Material:
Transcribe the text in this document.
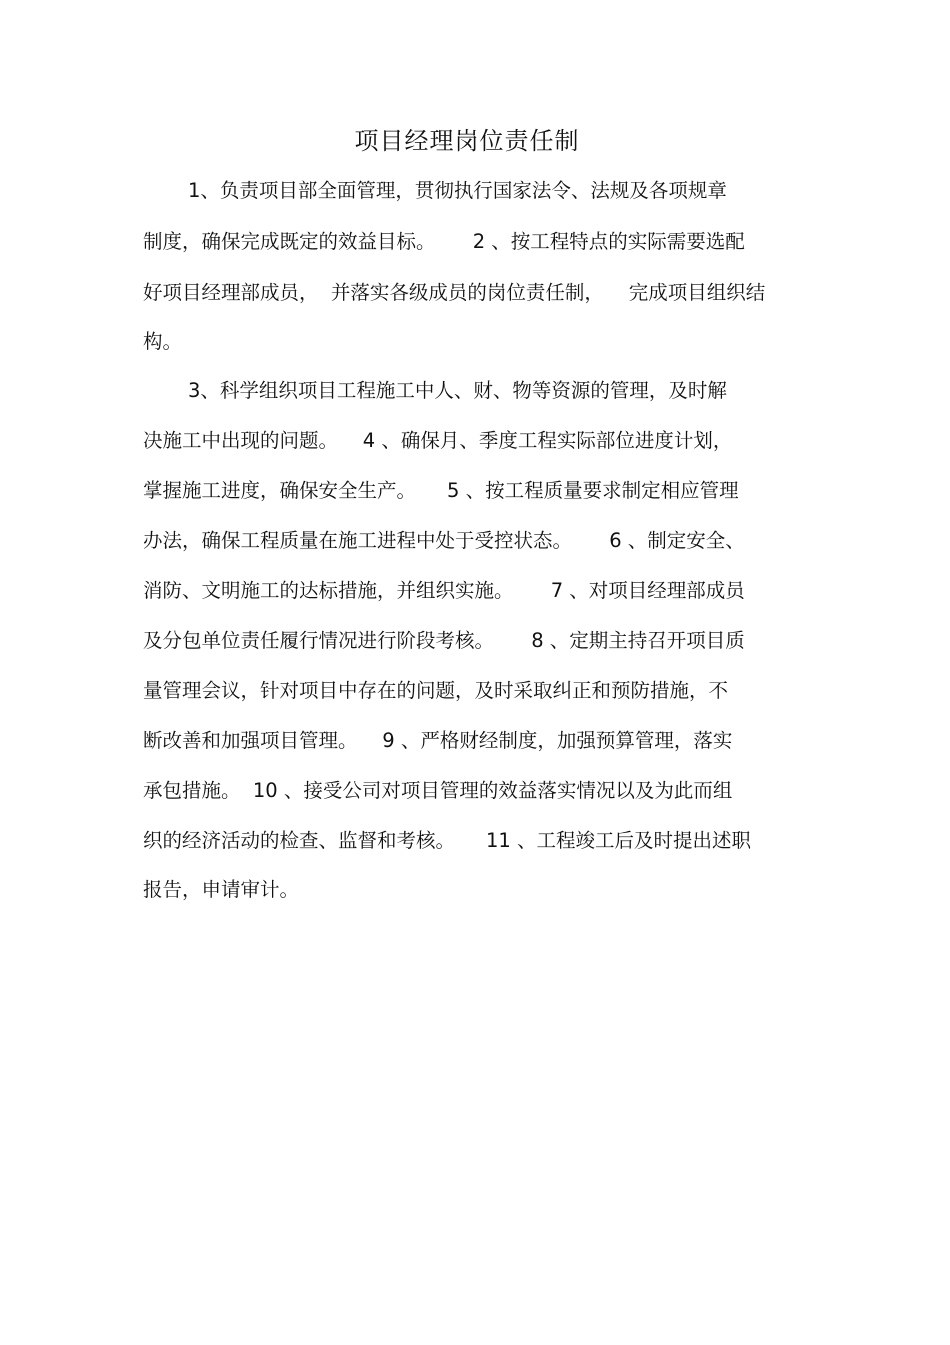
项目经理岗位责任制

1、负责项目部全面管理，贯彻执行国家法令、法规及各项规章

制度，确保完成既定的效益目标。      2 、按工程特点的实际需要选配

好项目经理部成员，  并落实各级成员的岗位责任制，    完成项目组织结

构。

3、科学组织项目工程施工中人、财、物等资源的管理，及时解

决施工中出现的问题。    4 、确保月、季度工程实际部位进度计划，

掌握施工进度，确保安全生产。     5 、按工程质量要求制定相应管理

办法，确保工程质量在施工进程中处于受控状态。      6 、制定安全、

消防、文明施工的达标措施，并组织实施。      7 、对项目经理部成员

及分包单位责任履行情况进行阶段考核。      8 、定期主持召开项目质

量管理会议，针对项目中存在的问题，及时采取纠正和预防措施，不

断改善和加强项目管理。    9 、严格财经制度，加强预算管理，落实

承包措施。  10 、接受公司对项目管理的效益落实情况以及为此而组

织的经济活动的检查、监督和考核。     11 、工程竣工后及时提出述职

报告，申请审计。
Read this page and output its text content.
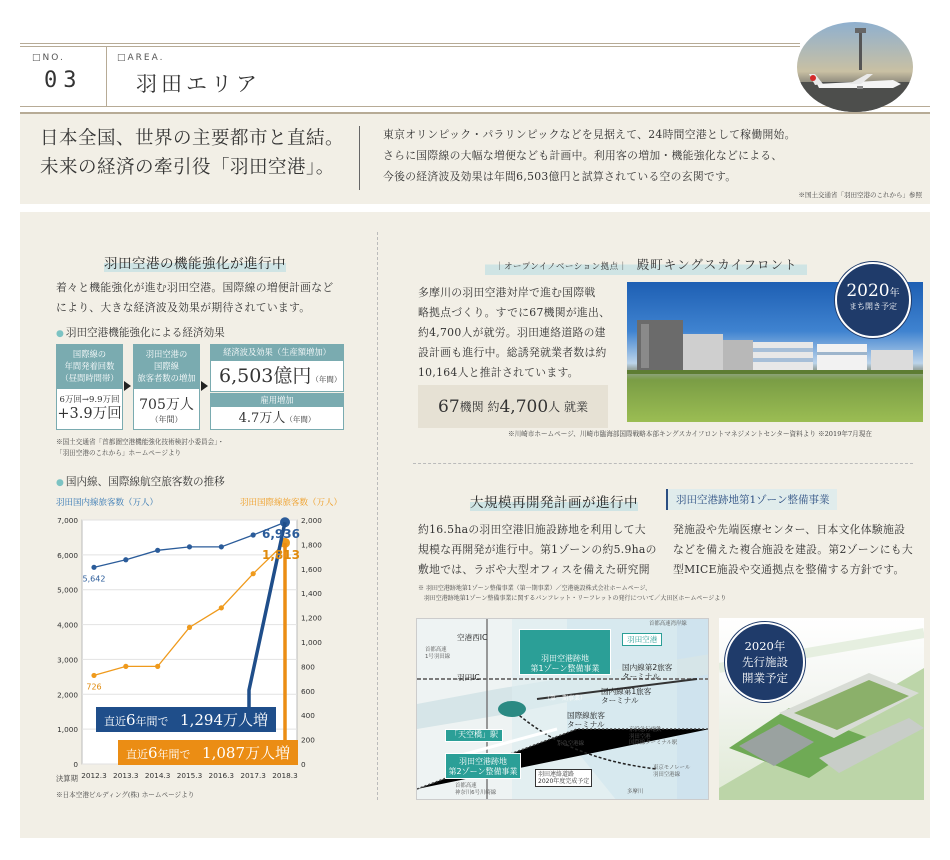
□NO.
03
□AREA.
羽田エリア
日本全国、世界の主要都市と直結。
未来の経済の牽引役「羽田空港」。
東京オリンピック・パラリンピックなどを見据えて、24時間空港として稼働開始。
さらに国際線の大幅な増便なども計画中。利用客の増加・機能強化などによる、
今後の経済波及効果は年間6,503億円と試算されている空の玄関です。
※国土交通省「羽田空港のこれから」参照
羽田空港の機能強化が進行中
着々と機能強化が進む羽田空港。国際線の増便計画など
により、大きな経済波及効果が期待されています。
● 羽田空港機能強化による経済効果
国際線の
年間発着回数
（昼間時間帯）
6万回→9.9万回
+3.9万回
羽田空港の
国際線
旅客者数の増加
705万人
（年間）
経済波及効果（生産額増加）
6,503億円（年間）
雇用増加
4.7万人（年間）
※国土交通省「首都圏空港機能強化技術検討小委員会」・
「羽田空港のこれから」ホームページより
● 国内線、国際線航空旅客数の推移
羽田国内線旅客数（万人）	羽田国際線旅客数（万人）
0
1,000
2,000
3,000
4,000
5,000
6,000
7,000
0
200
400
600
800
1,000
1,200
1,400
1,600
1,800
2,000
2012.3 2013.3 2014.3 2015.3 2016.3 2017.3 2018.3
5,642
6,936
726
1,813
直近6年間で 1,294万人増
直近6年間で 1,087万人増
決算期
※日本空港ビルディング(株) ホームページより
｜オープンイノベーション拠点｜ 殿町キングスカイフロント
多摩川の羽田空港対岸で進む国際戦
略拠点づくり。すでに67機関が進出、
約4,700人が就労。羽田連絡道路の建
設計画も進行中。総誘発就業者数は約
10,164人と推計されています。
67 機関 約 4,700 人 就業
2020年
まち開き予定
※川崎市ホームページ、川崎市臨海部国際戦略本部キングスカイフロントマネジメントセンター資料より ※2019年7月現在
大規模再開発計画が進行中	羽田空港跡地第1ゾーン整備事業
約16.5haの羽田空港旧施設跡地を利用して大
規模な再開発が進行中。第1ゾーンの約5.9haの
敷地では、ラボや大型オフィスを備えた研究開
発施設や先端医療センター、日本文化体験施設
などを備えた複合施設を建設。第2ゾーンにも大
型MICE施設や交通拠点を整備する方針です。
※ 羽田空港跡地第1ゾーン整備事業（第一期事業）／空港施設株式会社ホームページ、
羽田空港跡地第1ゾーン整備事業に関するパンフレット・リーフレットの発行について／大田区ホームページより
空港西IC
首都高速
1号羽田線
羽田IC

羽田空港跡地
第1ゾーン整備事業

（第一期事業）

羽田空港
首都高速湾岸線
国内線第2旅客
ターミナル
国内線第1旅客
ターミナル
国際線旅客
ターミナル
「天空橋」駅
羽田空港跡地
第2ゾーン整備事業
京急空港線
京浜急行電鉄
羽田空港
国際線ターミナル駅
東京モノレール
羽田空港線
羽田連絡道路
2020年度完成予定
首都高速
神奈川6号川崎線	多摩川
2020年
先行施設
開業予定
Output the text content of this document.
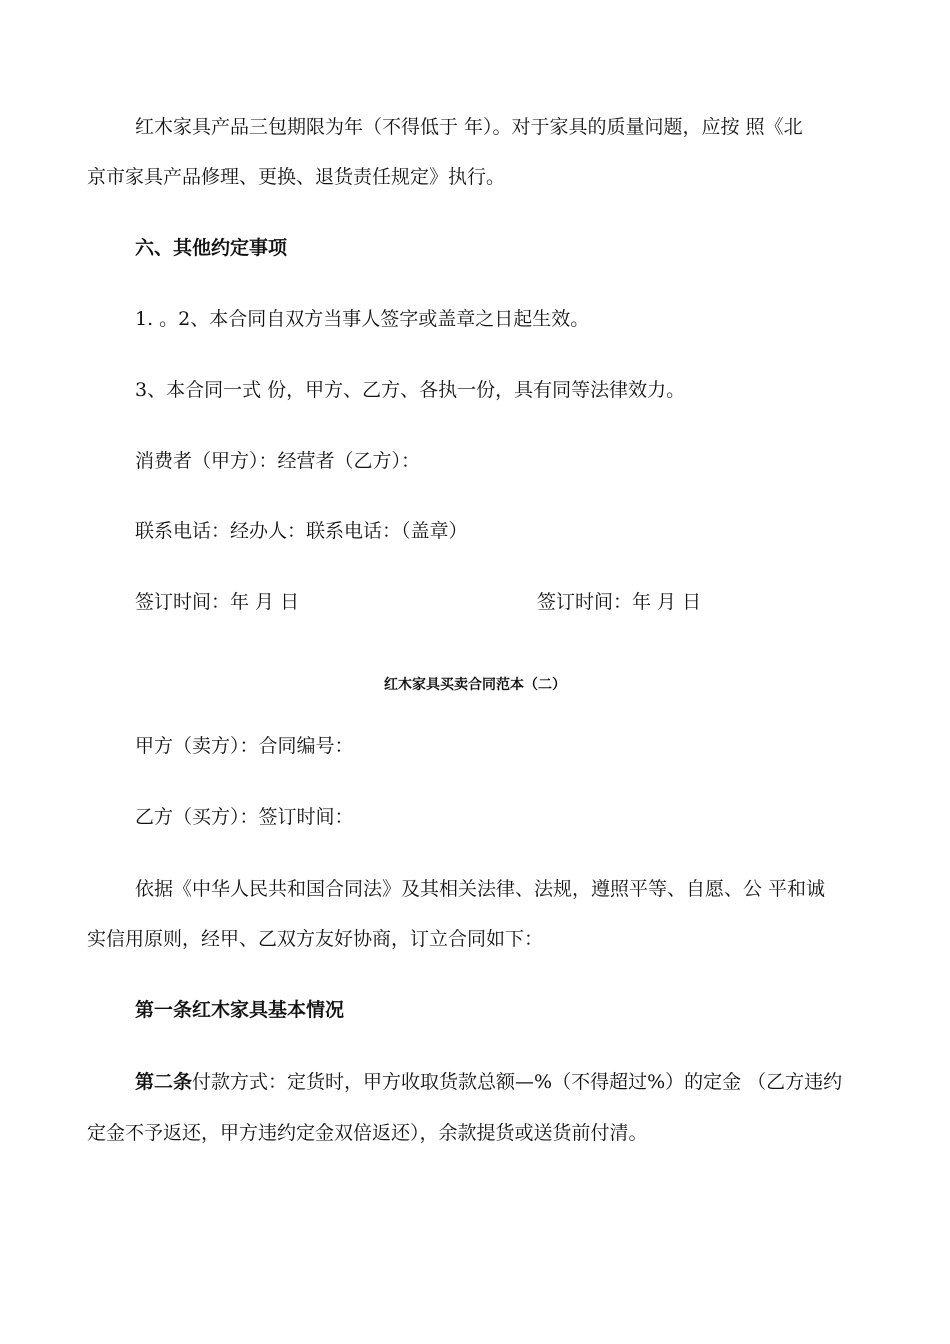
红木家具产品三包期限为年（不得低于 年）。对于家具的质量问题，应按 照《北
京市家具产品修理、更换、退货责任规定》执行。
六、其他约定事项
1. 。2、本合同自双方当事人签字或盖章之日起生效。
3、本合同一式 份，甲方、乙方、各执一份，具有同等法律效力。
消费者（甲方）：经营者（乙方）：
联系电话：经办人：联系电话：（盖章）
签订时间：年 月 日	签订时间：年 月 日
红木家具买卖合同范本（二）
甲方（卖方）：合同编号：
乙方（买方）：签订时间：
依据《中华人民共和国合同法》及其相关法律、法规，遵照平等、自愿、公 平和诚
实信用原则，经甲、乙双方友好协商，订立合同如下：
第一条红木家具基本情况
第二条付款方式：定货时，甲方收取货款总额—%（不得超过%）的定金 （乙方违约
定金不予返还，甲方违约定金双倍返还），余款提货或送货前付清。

Direction:
Going through the entries above, report how many lines include the string "第一期事業". The number alone is the answer.

Output below:
2